-- Start --
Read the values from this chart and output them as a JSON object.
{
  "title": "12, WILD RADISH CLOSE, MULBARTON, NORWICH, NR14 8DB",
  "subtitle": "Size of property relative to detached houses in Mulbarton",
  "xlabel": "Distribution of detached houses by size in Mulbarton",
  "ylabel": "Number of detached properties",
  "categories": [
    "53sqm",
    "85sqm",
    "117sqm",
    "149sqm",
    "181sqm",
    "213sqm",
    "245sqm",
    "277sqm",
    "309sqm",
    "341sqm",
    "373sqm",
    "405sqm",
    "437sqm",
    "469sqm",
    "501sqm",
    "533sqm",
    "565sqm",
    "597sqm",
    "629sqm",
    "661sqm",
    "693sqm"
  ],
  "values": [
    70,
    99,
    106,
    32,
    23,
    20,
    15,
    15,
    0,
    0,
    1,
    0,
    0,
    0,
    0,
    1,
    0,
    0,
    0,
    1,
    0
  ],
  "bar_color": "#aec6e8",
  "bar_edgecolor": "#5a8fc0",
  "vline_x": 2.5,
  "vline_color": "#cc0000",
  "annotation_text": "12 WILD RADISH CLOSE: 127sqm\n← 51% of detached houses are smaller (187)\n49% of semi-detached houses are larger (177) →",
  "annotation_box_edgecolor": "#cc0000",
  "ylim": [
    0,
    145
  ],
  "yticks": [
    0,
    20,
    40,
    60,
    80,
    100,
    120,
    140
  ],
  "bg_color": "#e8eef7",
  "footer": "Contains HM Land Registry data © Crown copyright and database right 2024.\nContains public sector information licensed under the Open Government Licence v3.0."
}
-- End --
» SET PROBLEM:
Restate each entry exactly, skipping none.

» ANSWER FOR THE TASK:
Read the values from this chart and output them as a JSON object.
{
  "title": "12, WILD RADISH CLOSE, MULBARTON, NORWICH, NR14 8DB",
  "subtitle": "Size of property relative to detached houses in Mulbarton",
  "xlabel": "Distribution of detached houses by size in Mulbarton",
  "ylabel": "Number of detached properties",
  "categories": [
    "53sqm",
    "85sqm",
    "117sqm",
    "149sqm",
    "181sqm",
    "213sqm",
    "245sqm",
    "277sqm",
    "309sqm",
    "341sqm",
    "373sqm",
    "405sqm",
    "437sqm",
    "469sqm",
    "501sqm",
    "533sqm",
    "565sqm",
    "597sqm",
    "629sqm",
    "661sqm",
    "693sqm"
  ],
  "values": [
    70,
    99,
    106,
    32,
    23,
    20,
    15,
    15,
    0,
    0,
    1,
    0,
    0,
    0,
    0,
    1,
    0,
    0,
    0,
    1,
    0
  ],
  "bar_color": "#aec6e8",
  "bar_edgecolor": "#5a8fc0",
  "vline_x": 2.5,
  "vline_color": "#cc0000",
  "annotation_text": "12 WILD RADISH CLOSE: 127sqm\n← 51% of detached houses are smaller (187)\n49% of semi-detached houses are larger (177) →",
  "annotation_box_edgecolor": "#cc0000",
  "ylim": [
    0,
    145
  ],
  "yticks": [
    0,
    20,
    40,
    60,
    80,
    100,
    120,
    140
  ],
  "bg_color": "#e8eef7",
  "footer": "Contains HM Land Registry data © Crown copyright and database right 2024.\nContains public sector information licensed under the Open Government Licence v3.0."
}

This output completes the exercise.